"""

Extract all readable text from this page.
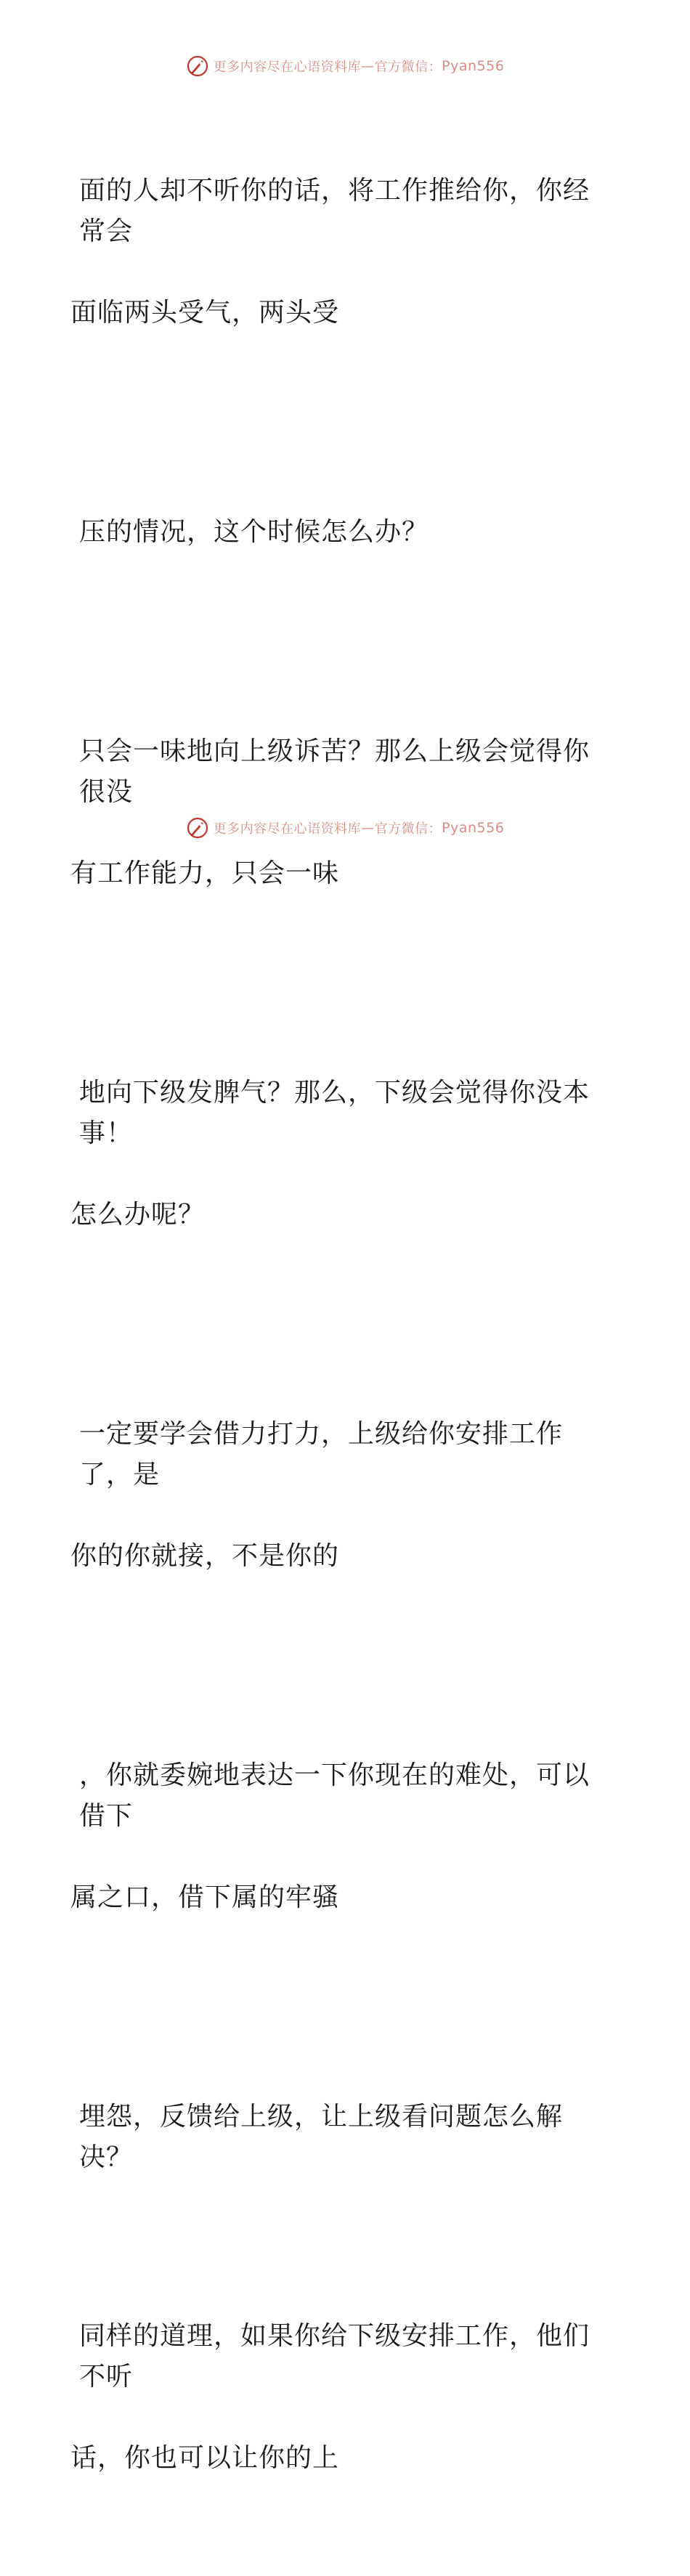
更多内容尽在心语资料库 — 官方微信： Pyan556

面的人却不听你的话，将工作推给你，你经常会

面临两头受气，两头受

压的情况，这个时候怎么办？

只会一味地向上级诉苦？那么上级会觉得你很没

有工作能力，只会一味

地向下级发脾气？那么，下级会觉得你没本事！

怎么办呢？

一定要学会借力打力，上级给你安排工作了，是

你的你就接，不是你的

，你就委婉地表达一下你现在的难处，可以借下

属之口，借下属的牢骚

埋怨，反馈给上级，让上级看问题怎么解决？

同样的道理，如果你给下级安排工作，他们不听

话，你也可以让你的上

更多内容尽在心语资料库 — 官方微信： Pyan556
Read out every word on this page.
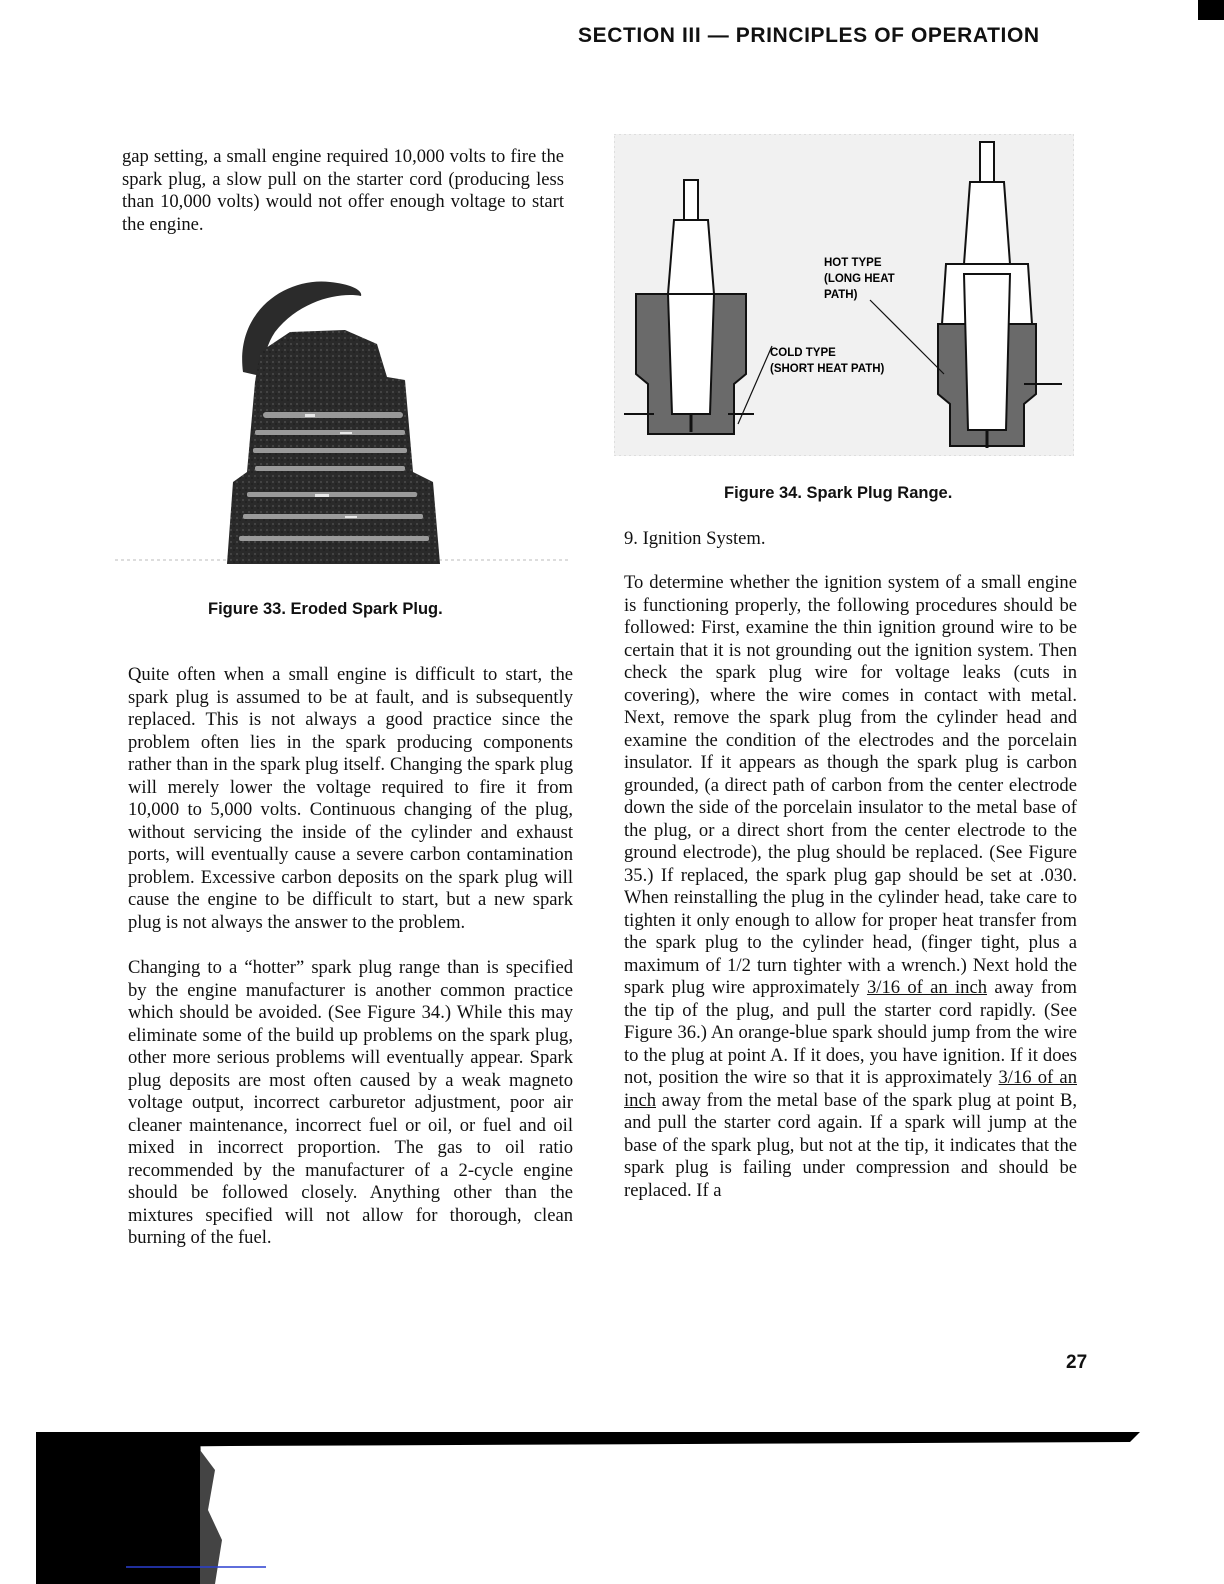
SECTION III — PRINCIPLES OF OPERATION

gap setting, a small engine required 10,000 volts to fire the spark plug, a slow pull on the starter cord (producing less than 10,000 volts) would not offer enough voltage to start the engine.

Figure 33. Eroded Spark Plug.

Quite often when a small engine is difficult to start, the spark plug is assumed to be at fault, and is subsequently replaced. This is not always a good practice since the problem often lies in the spark producing components rather than in the spark plug itself. Changing the spark plug will merely lower the voltage required to fire it from 10,000 to 5,000 volts. Continuous changing of the plug, without servicing the inside of the cylinder and exhaust ports, will eventually cause a severe carbon contamination problem. Excessive carbon deposits on the spark plug will cause the engine to be difficult to start, but a new spark plug is not always the answer to the problem.

Changing to a “hotter” spark plug range than is specified by the engine manufacturer is another common practice which should be avoided. (See Figure 34.) While this may eliminate some of the build up problems on the spark plug, other more serious problems will eventually appear. Spark plug deposits are most often caused by a weak magneto voltage output, incorrect carburetor adjustment, poor air cleaner maintenance, incorrect fuel or oil, or fuel and oil mixed in incorrect proportion. The gas to oil ratio recommended by the manufacturer of a 2-cycle engine should be followed closely. Anything other than the mixtures specified will not allow for thorough, clean burning of the fuel.

HOT TYPE
(LONG HEAT
PATH)
COLD TYPE
(SHORT HEAT PATH)
Figure 34. Spark Plug Range.

9. Ignition System.

To determine whether the ignition system of a small engine is functioning properly, the following procedures should be followed: First, examine the thin ignition ground wire to be certain that it is not grounding out the ignition system. Then check the spark plug wire for voltage leaks (cuts in covering), where the wire comes in contact with metal. Next, remove the spark plug from the cylinder head and examine the condition of the electrodes and the porcelain insulator. If it appears as though the spark plug is carbon grounded, (a direct path of carbon from the center electrode down the side of the porcelain insulator to the metal base of the plug, or a direct short from the center electrode to the ground electrode), the plug should be replaced. (See Figure 35.) If replaced, the spark plug gap should be set at .030. When reinstalling the plug in the cylinder head, take care to tighten it only enough to allow for proper heat transfer from the spark plug to the cylinder head, (finger tight, plus a maximum of 1/2 turn tighter with a wrench.) Next hold the spark plug wire approximately 3/16 of an inch away from the tip of the plug, and pull the starter cord rapidly. (See Figure 36.) An orange-blue spark should jump from the wire to the plug at point A. If it does, you have ignition. If it does not, position the wire so that it is approximately 3/16 of an inch away from the metal base of the spark plug at point B, and pull the starter cord again. If a spark will jump at the base of the spark plug, but not at the tip, it indicates that the spark plug is failing under compression and should be replaced. If a

27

"""

**EXERCISE BRIEF**
Working from the material above, transcribe it exactly while omitting pictures.

**ANSWER IN FULL**
Extract all readable text from this page.
更多内容尽在心语资料库 — 官方微信： Pyan556

面的人却不听你的话，将工作推给你，你经常会

面临两头受气，两头受

压的情况，这个时候怎么办？

只会一味地向上级诉苦？那么上级会觉得你很没

有工作能力，只会一味

地向下级发脾气？那么，下级会觉得你没本事！

怎么办呢？

一定要学会借力打力，上级给你安排工作了，是

你的你就接，不是你的

，你就委婉地表达一下你现在的难处，可以借下

属之口，借下属的牢骚

埋怨，反馈给上级，让上级看问题怎么解决？

同样的道理，如果你给下级安排工作，他们不听

话，你也可以让你的上

更多内容尽在心语资料库 — 官方微信： Pyan556
Read out every word on this page.
SECTION III — PRINCIPLES OF OPERATION

gap setting, a small engine required 10,000 volts to fire the spark plug, a slow pull on the starter cord (producing less than 10,000 volts) would not offer enough voltage to start the engine.

Figure 33. Eroded Spark Plug.

Quite often when a small engine is difficult to start, the spark plug is assumed to be at fault, and is subsequently replaced. This is not always a good practice since the problem often lies in the spark producing components rather than in the spark plug itself. Changing the spark plug will merely lower the voltage required to fire it from 10,000 to 5,000 volts. Continuous changing of the plug, without servicing the inside of the cylinder and exhaust ports, will eventually cause a severe carbon contamination problem. Excessive carbon deposits on the spark plug will cause the engine to be difficult to start, but a new spark plug is not always the answer to the problem.

Changing to a “hotter” spark plug range than is specified by the engine manufacturer is another common practice which should be avoided. (See Figure 34.) While this may eliminate some of the build up problems on the spark plug, other more serious problems will eventually appear. Spark plug deposits are most often caused by a weak magneto voltage output, incorrect carburetor adjustment, poor air cleaner maintenance, incorrect fuel or oil, or fuel and oil mixed in incorrect proportion. The gas to oil ratio recommended by the manufacturer of a 2-cycle engine should be followed closely. Anything other than the mixtures specified will not allow for thorough, clean burning of the fuel.

HOT TYPE
(LONG HEAT
PATH)
COLD TYPE
(SHORT HEAT PATH)
Figure 34. Spark Plug Range.

9. Ignition System.

To determine whether the ignition system of a small engine is functioning properly, the following procedures should be followed: First, examine the thin ignition ground wire to be certain that it is not grounding out the ignition system. Then check the spark plug wire for voltage leaks (cuts in covering), where the wire comes in contact with metal. Next, remove the spark plug from the cylinder head and examine the condition of the electrodes and the porcelain insulator. If it appears as though the spark plug is carbon grounded, (a direct path of carbon from the center electrode down the side of the porcelain insulator to the metal base of the plug, or a direct short from the center electrode to the ground electrode), the plug should be replaced. (See Figure 35.) If replaced, the spark plug gap should be set at .030. When reinstalling the plug in the cylinder head, take care to tighten it only enough to allow for proper heat transfer from the spark plug to the cylinder head, (finger tight, plus a maximum of 1/2 turn tighter with a wrench.) Next hold the spark plug wire approximately 3/16 of an inch away from the tip of the plug, and pull the starter cord rapidly. (See Figure 36.) An orange-blue spark should jump from the wire to the plug at point A. If it does, you have ignition. If it does not, position the wire so that it is approximately 3/16 of an inch away from the metal base of the spark plug at point B, and pull the starter cord again. If a spark will jump at the base of the spark plug, but not at the tip, it indicates that the spark plug is failing under compression and should be replaced. If a

27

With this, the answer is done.